start

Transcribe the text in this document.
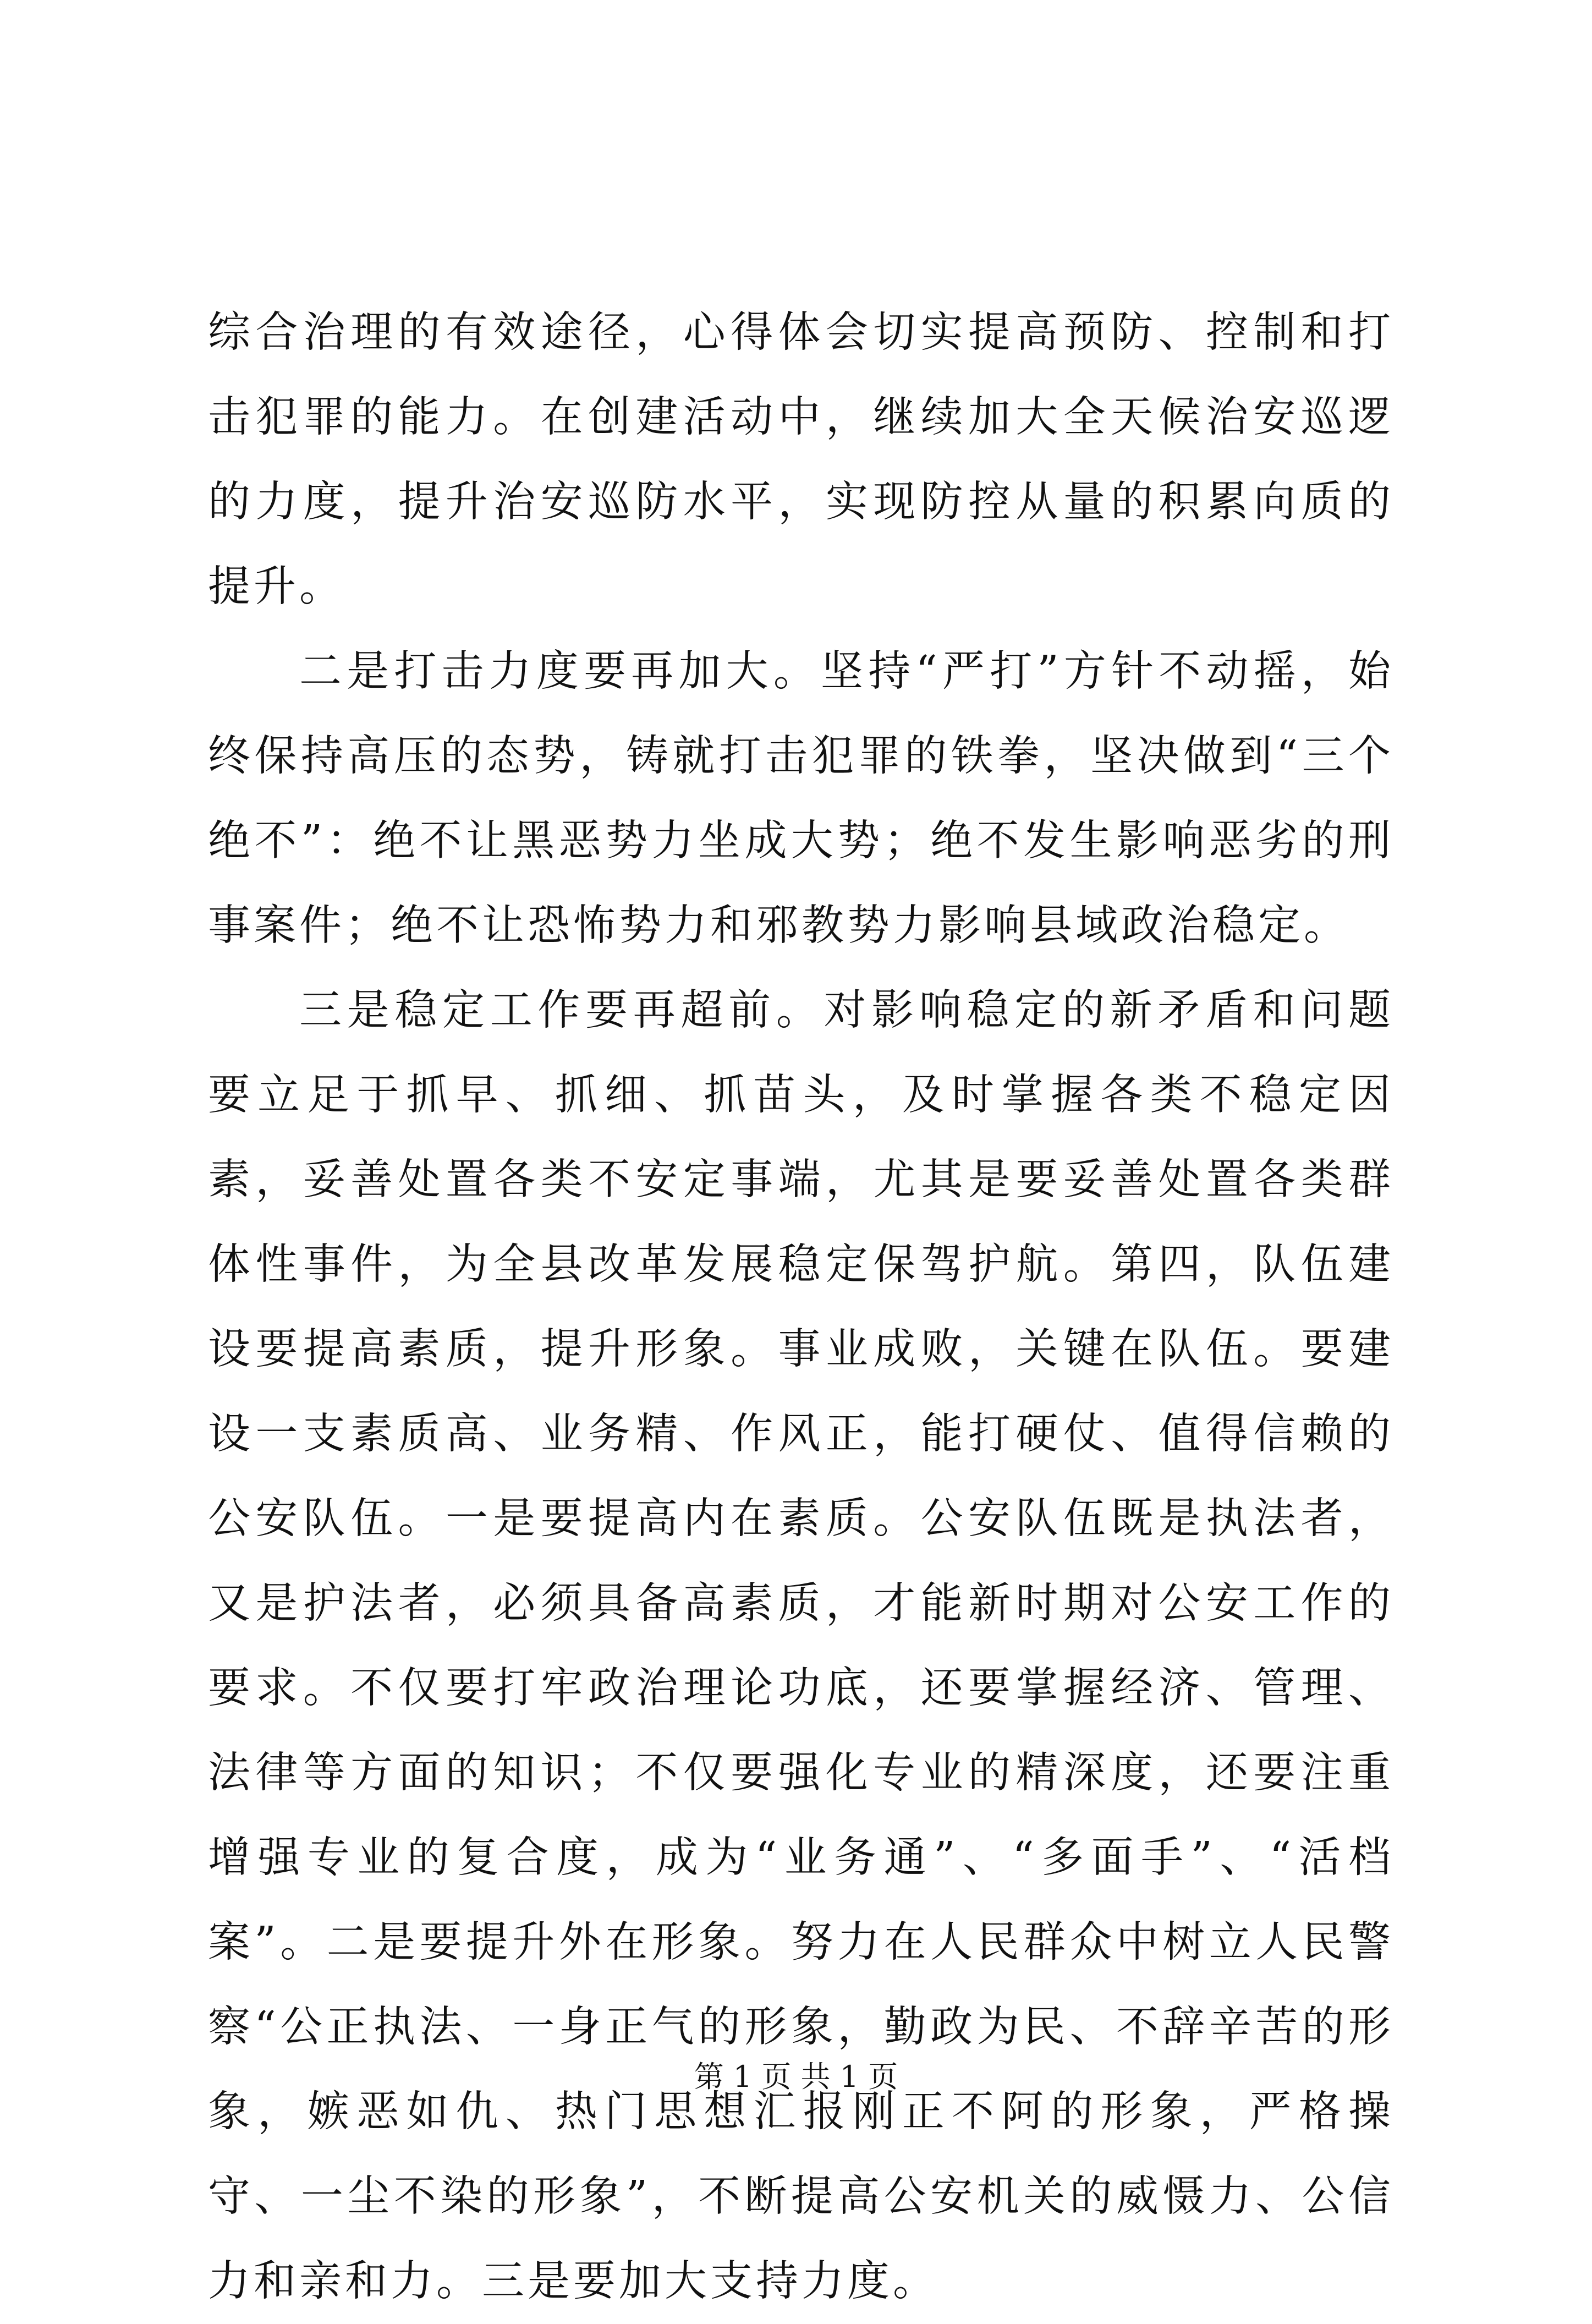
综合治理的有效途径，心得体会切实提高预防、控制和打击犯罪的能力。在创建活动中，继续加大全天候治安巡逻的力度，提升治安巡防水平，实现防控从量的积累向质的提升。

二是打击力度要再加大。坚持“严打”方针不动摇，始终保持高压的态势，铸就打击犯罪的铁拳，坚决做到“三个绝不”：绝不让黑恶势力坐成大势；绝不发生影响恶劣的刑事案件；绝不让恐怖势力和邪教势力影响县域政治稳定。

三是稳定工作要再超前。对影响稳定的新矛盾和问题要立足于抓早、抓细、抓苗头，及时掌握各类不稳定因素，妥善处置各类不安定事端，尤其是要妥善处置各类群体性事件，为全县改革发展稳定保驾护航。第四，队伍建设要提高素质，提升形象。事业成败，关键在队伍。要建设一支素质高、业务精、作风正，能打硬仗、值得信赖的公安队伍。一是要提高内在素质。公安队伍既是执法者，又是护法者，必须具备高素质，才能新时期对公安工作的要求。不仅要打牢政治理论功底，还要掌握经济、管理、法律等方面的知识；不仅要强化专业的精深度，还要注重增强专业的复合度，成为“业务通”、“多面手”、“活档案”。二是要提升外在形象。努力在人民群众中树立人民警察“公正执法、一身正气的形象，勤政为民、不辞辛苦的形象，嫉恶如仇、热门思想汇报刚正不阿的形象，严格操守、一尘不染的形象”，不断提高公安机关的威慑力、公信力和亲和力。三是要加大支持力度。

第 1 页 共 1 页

end
start

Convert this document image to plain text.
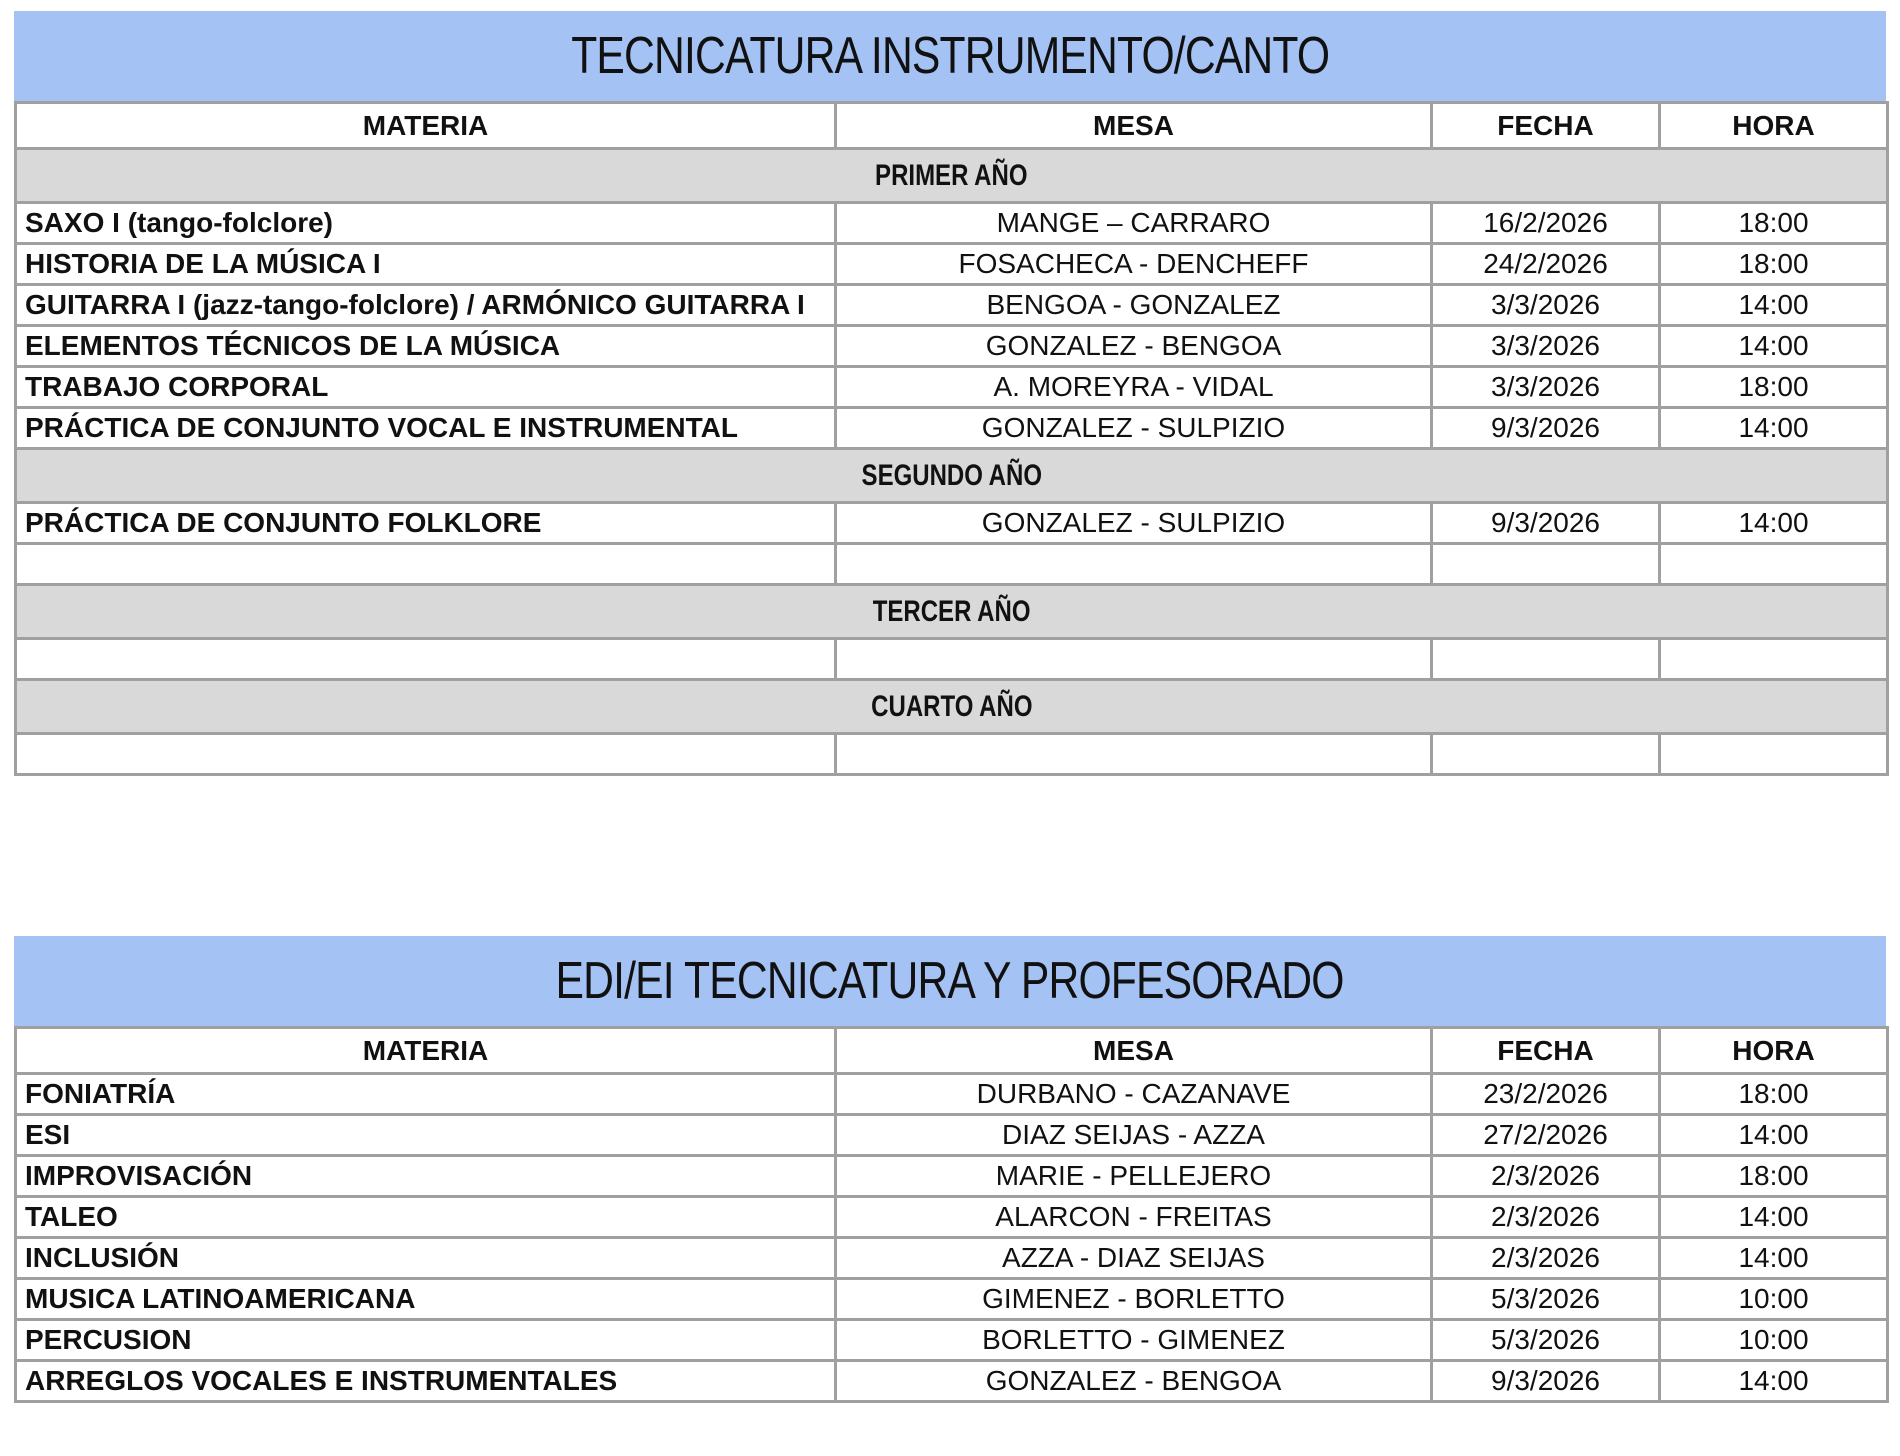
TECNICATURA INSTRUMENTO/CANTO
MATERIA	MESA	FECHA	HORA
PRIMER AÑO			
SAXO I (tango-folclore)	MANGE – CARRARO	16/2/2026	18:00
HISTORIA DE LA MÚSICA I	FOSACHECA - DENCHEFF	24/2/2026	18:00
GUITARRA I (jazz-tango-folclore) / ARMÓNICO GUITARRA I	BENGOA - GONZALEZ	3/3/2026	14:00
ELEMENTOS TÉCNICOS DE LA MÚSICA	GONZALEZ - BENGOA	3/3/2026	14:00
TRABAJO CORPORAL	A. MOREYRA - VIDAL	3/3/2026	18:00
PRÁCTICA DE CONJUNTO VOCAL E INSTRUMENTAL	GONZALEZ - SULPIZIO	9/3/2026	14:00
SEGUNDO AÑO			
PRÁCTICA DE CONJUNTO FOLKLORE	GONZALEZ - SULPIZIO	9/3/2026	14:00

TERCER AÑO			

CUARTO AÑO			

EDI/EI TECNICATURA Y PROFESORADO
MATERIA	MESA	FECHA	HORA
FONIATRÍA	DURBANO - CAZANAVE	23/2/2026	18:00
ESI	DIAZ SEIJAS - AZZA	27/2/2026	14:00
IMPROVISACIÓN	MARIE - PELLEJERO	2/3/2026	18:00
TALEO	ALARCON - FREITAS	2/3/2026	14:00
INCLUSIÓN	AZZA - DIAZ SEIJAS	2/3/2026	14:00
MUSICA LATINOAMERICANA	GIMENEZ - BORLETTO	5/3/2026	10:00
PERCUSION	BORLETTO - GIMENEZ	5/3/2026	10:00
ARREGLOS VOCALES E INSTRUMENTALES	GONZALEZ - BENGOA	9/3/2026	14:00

end
start

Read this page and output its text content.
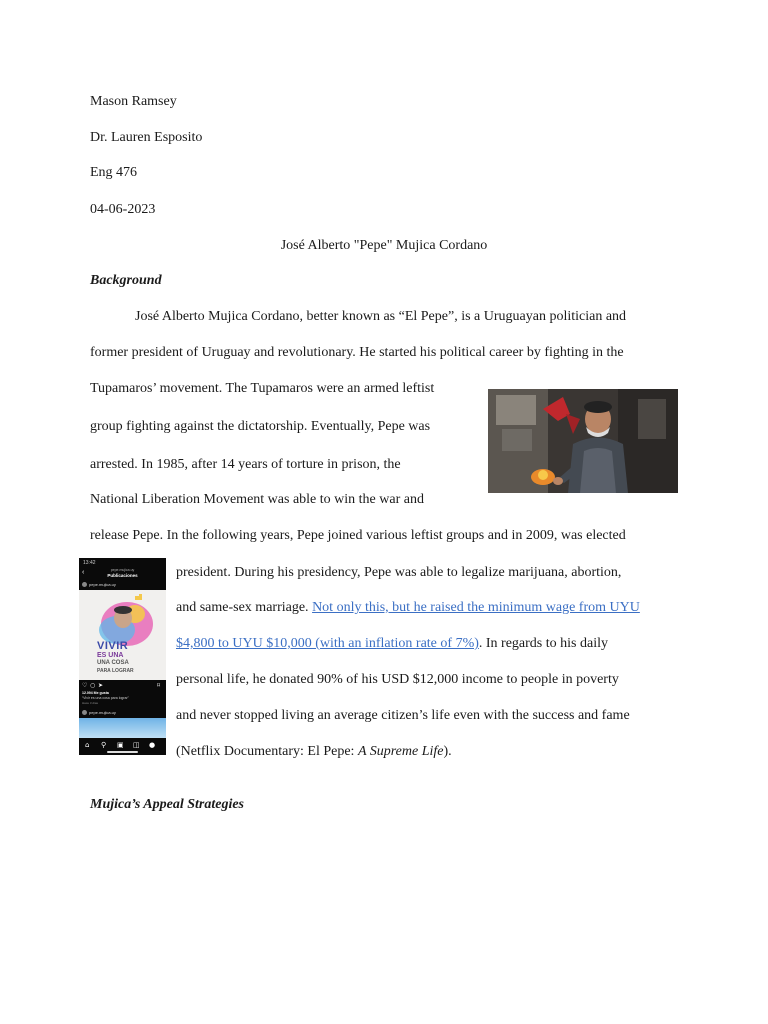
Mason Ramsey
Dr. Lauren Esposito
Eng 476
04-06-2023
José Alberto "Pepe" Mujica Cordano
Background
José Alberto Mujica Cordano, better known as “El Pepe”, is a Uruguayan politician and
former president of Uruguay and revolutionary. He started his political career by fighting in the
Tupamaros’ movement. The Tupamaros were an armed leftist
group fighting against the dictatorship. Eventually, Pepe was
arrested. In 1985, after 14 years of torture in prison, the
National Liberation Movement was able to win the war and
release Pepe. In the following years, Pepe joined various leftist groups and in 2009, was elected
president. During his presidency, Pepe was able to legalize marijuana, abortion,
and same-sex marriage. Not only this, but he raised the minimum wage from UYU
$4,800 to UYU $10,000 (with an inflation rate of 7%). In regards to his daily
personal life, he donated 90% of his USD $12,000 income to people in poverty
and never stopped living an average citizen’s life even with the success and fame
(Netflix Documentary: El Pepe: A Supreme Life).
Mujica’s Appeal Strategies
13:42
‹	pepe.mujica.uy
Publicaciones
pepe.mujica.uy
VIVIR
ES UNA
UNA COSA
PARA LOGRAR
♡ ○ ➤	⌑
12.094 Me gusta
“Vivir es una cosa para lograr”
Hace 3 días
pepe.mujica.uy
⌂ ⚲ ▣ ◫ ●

end

= WHAT YOU HAVE TO DO =
Your task is to gather all lines from the entries above that hold the word "SEIJAS".

= FULL ANSWER =
ESI	DIAZ SEIJAS - AZZA	27/2/2026	14:00
INCLUSIÓN	AZZA - DIAZ SEIJAS	2/3/2026	14:00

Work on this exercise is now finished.